** Start DATA FOR PROCESSING **

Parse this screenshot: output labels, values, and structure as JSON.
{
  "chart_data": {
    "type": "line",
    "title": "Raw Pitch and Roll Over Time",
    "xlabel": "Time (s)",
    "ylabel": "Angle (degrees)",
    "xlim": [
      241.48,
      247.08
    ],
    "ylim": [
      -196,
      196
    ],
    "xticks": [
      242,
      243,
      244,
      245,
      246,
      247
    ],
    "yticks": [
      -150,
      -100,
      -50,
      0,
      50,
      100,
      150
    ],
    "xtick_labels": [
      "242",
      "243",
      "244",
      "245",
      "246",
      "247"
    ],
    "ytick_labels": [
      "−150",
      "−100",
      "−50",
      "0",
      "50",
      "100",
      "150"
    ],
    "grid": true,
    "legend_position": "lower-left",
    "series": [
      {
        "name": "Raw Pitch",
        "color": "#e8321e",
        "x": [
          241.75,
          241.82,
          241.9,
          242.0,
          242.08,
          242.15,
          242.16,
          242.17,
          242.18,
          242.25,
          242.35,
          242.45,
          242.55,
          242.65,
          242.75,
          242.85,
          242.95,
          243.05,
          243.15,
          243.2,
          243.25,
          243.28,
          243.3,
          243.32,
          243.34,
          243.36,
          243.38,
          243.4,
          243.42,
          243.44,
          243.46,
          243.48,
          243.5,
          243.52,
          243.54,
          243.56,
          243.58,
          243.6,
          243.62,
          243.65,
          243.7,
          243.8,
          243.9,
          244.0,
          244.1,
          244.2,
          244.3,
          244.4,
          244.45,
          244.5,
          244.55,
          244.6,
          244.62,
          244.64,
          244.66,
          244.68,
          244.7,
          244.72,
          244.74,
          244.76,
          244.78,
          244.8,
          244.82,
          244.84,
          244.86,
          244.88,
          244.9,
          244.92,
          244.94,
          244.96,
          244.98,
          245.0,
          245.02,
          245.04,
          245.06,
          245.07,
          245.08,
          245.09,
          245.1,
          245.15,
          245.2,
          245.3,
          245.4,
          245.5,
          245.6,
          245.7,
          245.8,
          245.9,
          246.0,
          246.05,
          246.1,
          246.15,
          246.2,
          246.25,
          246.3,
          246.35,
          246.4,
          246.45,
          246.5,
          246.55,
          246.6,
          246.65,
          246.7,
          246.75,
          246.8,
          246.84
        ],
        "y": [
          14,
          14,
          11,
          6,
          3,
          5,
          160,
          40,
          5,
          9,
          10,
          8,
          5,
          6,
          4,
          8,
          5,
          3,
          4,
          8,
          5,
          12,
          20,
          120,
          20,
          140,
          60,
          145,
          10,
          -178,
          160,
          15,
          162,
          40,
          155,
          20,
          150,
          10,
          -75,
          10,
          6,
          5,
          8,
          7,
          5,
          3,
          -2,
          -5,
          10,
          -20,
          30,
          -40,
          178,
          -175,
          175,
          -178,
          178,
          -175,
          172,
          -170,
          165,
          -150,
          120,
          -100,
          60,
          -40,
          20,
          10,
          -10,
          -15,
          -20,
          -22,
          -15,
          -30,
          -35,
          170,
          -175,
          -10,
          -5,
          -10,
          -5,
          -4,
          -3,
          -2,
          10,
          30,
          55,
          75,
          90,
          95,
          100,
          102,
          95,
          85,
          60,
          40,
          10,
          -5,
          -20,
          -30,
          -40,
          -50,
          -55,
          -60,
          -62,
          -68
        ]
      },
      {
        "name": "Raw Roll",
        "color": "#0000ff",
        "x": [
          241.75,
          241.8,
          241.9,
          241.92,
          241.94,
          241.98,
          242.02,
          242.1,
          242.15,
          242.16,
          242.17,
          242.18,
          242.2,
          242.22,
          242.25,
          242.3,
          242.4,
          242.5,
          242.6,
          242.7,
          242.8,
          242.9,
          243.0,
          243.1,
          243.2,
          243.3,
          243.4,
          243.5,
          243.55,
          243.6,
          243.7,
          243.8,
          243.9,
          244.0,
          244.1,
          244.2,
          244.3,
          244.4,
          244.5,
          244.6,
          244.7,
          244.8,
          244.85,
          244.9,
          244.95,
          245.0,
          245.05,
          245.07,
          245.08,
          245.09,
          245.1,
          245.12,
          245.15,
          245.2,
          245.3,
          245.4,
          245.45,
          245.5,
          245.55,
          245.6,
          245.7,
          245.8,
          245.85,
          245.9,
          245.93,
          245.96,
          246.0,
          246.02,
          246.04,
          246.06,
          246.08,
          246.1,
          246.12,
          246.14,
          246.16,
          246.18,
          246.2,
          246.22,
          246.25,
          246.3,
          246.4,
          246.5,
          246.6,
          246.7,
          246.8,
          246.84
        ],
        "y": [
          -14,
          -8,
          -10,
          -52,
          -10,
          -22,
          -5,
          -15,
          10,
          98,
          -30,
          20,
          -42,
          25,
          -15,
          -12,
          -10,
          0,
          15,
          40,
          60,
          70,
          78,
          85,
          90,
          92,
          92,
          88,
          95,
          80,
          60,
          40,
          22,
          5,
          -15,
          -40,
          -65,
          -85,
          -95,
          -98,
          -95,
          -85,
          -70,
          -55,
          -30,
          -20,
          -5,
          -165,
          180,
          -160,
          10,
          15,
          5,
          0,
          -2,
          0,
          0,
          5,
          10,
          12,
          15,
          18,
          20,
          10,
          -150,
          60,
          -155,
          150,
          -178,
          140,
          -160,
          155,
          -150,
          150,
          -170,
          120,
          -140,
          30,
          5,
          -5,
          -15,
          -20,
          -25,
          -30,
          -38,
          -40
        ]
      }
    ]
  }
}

** End DATA FOR PROCESSING **

*WHAT THE TASK ASKS*
Repeat the material word for word, in full.

*OUTPUT BELOW*
Parse this screenshot: output labels, values, and structure as JSON.
{
  "chart_data": {
    "type": "line",
    "title": "Raw Pitch and Roll Over Time",
    "xlabel": "Time (s)",
    "ylabel": "Angle (degrees)",
    "xlim": [
      241.48,
      247.08
    ],
    "ylim": [
      -196,
      196
    ],
    "xticks": [
      242,
      243,
      244,
      245,
      246,
      247
    ],
    "yticks": [
      -150,
      -100,
      -50,
      0,
      50,
      100,
      150
    ],
    "xtick_labels": [
      "242",
      "243",
      "244",
      "245",
      "246",
      "247"
    ],
    "ytick_labels": [
      "−150",
      "−100",
      "−50",
      "0",
      "50",
      "100",
      "150"
    ],
    "grid": true,
    "legend_position": "lower-left",
    "series": [
      {
        "name": "Raw Pitch",
        "color": "#e8321e",
        "x": [
          241.75,
          241.82,
          241.9,
          242.0,
          242.08,
          242.15,
          242.16,
          242.17,
          242.18,
          242.25,
          242.35,
          242.45,
          242.55,
          242.65,
          242.75,
          242.85,
          242.95,
          243.05,
          243.15,
          243.2,
          243.25,
          243.28,
          243.3,
          243.32,
          243.34,
          243.36,
          243.38,
          243.4,
          243.42,
          243.44,
          243.46,
          243.48,
          243.5,
          243.52,
          243.54,
          243.56,
          243.58,
          243.6,
          243.62,
          243.65,
          243.7,
          243.8,
          243.9,
          244.0,
          244.1,
          244.2,
          244.3,
          244.4,
          244.45,
          244.5,
          244.55,
          244.6,
          244.62,
          244.64,
          244.66,
          244.68,
          244.7,
          244.72,
          244.74,
          244.76,
          244.78,
          244.8,
          244.82,
          244.84,
          244.86,
          244.88,
          244.9,
          244.92,
          244.94,
          244.96,
          244.98,
          245.0,
          245.02,
          245.04,
          245.06,
          245.07,
          245.08,
          245.09,
          245.1,
          245.15,
          245.2,
          245.3,
          245.4,
          245.5,
          245.6,
          245.7,
          245.8,
          245.9,
          246.0,
          246.05,
          246.1,
          246.15,
          246.2,
          246.25,
          246.3,
          246.35,
          246.4,
          246.45,
          246.5,
          246.55,
          246.6,
          246.65,
          246.7,
          246.75,
          246.8,
          246.84
        ],
        "y": [
          14,
          14,
          11,
          6,
          3,
          5,
          160,
          40,
          5,
          9,
          10,
          8,
          5,
          6,
          4,
          8,
          5,
          3,
          4,
          8,
          5,
          12,
          20,
          120,
          20,
          140,
          60,
          145,
          10,
          -178,
          160,
          15,
          162,
          40,
          155,
          20,
          150,
          10,
          -75,
          10,
          6,
          5,
          8,
          7,
          5,
          3,
          -2,
          -5,
          10,
          -20,
          30,
          -40,
          178,
          -175,
          175,
          -178,
          178,
          -175,
          172,
          -170,
          165,
          -150,
          120,
          -100,
          60,
          -40,
          20,
          10,
          -10,
          -15,
          -20,
          -22,
          -15,
          -30,
          -35,
          170,
          -175,
          -10,
          -5,
          -10,
          -5,
          -4,
          -3,
          -2,
          10,
          30,
          55,
          75,
          90,
          95,
          100,
          102,
          95,
          85,
          60,
          40,
          10,
          -5,
          -20,
          -30,
          -40,
          -50,
          -55,
          -60,
          -62,
          -68
        ]
      },
      {
        "name": "Raw Roll",
        "color": "#0000ff",
        "x": [
          241.75,
          241.8,
          241.9,
          241.92,
          241.94,
          241.98,
          242.02,
          242.1,
          242.15,
          242.16,
          242.17,
          242.18,
          242.2,
          242.22,
          242.25,
          242.3,
          242.4,
          242.5,
          242.6,
          242.7,
          242.8,
          242.9,
          243.0,
          243.1,
          243.2,
          243.3,
          243.4,
          243.5,
          243.55,
          243.6,
          243.7,
          243.8,
          243.9,
          244.0,
          244.1,
          244.2,
          244.3,
          244.4,
          244.5,
          244.6,
          244.7,
          244.8,
          244.85,
          244.9,
          244.95,
          245.0,
          245.05,
          245.07,
          245.08,
          245.09,
          245.1,
          245.12,
          245.15,
          245.2,
          245.3,
          245.4,
          245.45,
          245.5,
          245.55,
          245.6,
          245.7,
          245.8,
          245.85,
          245.9,
          245.93,
          245.96,
          246.0,
          246.02,
          246.04,
          246.06,
          246.08,
          246.1,
          246.12,
          246.14,
          246.16,
          246.18,
          246.2,
          246.22,
          246.25,
          246.3,
          246.4,
          246.5,
          246.6,
          246.7,
          246.8,
          246.84
        ],
        "y": [
          -14,
          -8,
          -10,
          -52,
          -10,
          -22,
          -5,
          -15,
          10,
          98,
          -30,
          20,
          -42,
          25,
          -15,
          -12,
          -10,
          0,
          15,
          40,
          60,
          70,
          78,
          85,
          90,
          92,
          92,
          88,
          95,
          80,
          60,
          40,
          22,
          5,
          -15,
          -40,
          -65,
          -85,
          -95,
          -98,
          -95,
          -85,
          -70,
          -55,
          -30,
          -20,
          -5,
          -165,
          180,
          -160,
          10,
          15,
          5,
          0,
          -2,
          0,
          0,
          5,
          10,
          12,
          15,
          18,
          20,
          10,
          -150,
          60,
          -155,
          150,
          -178,
          140,
          -160,
          155,
          -150,
          150,
          -170,
          120,
          -140,
          30,
          5,
          -5,
          -15,
          -20,
          -25,
          -30,
          -38,
          -40
        ]
      }
    ]
  }
}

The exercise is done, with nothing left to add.